++++ STORED RECORDS
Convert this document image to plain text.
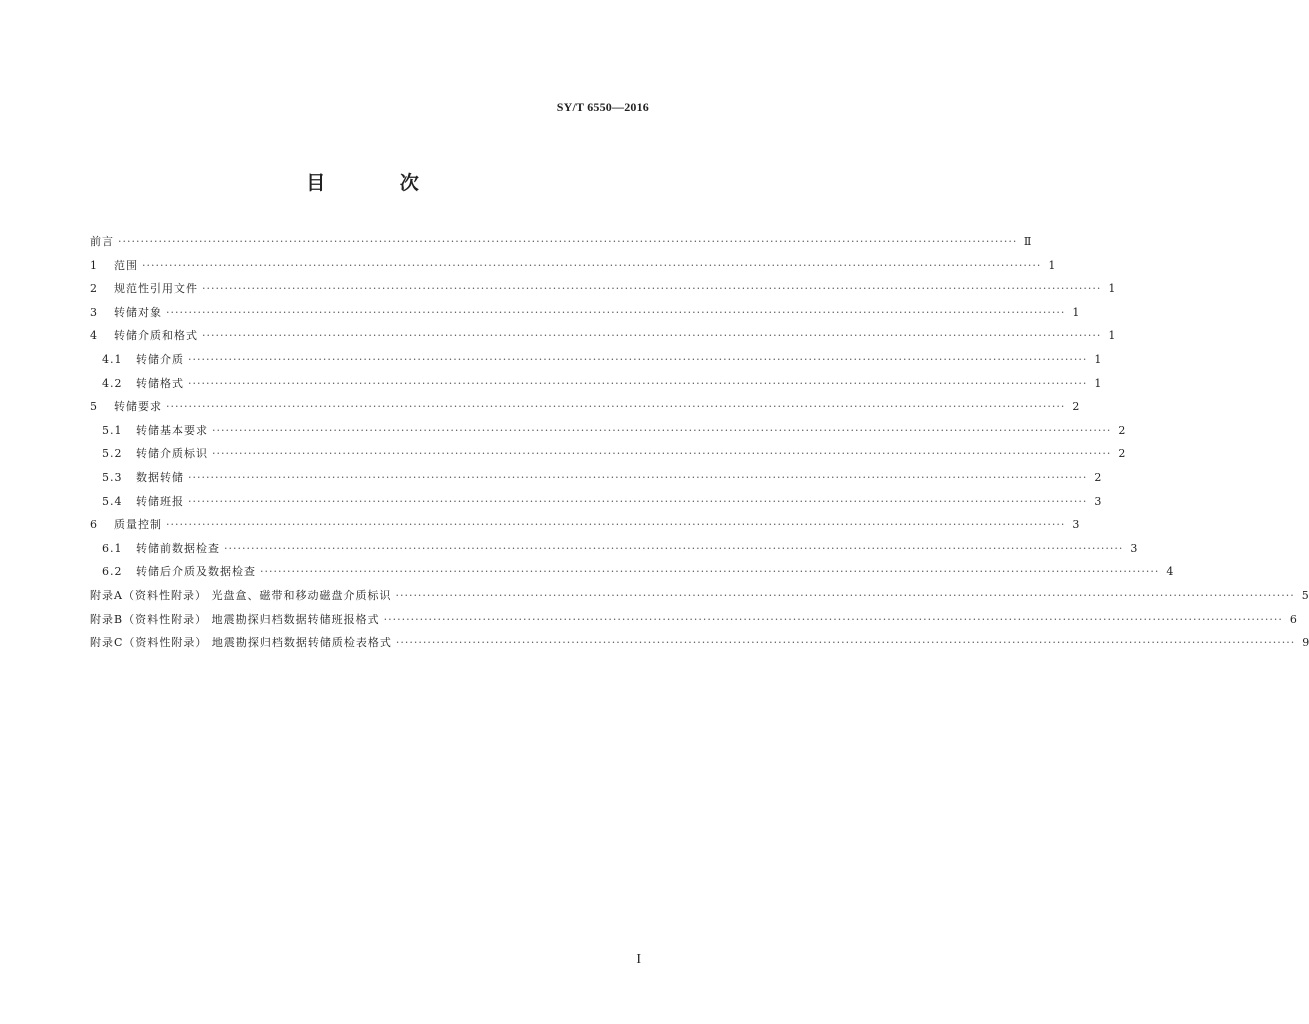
SY/T 6550—2016
目 次
前言 ········································································································································································································ Ⅱ
1	范围 ········································································································································································································ 1
2	规范性引用文件 ········································································································································································································ 1
3	转储对象 ········································································································································································································ 1
4	转储介质和格式 ········································································································································································································ 1
4.1	转储介质 ········································································································································································································ 1
4.2	转储格式 ········································································································································································································ 1
5	转储要求 ········································································································································································································ 2
5.1	转储基本要求 ········································································································································································································ 2
5.2	转储介质标识 ········································································································································································································ 2
5.3	数据转储 ········································································································································································································ 2
5.4	转储班报 ········································································································································································································ 3
6	质量控制 ········································································································································································································ 3
6.1	转储前数据检查 ········································································································································································································ 3
6.2	转储后介质及数据检查 ········································································································································································································ 4
附录A（资料性附录） 光盘盒、磁带和移动磁盘介质标识 ········································································································································································································ 5
附录B（资料性附录） 地震勘探归档数据转储班报格式 ········································································································································································································ 6
附录C（资料性附录） 地震勘探归档数据转储质检表格式 ········································································································································································································ 9
I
++++++++
**YOUR TASK**
Omit the images and transcribe all of the records above word for word.

**EXERCISE RESULT**
Convert this document image to plain text.
SY/T 6550—2016
目 次
前言 ········································································································································································································ Ⅱ
1	范围 ········································································································································································································ 1
2	规范性引用文件 ········································································································································································································ 1
3	转储对象 ········································································································································································································ 1
4	转储介质和格式 ········································································································································································································ 1
4.1	转储介质 ········································································································································································································ 1
4.2	转储格式 ········································································································································································································ 1
5	转储要求 ········································································································································································································ 2
5.1	转储基本要求 ········································································································································································································ 2
5.2	转储介质标识 ········································································································································································································ 2
5.3	数据转储 ········································································································································································································ 2
5.4	转储班报 ········································································································································································································ 3
6	质量控制 ········································································································································································································ 3
6.1	转储前数据检查 ········································································································································································································ 3
6.2	转储后介质及数据检查 ········································································································································································································ 4
附录A（资料性附录） 光盘盒、磁带和移动磁盘介质标识 ········································································································································································································ 5
附录B（资料性附录） 地震勘探归档数据转储班报格式 ········································································································································································································ 6
附录C（资料性附录） 地震勘探归档数据转储质检表格式 ········································································································································································································ 9
I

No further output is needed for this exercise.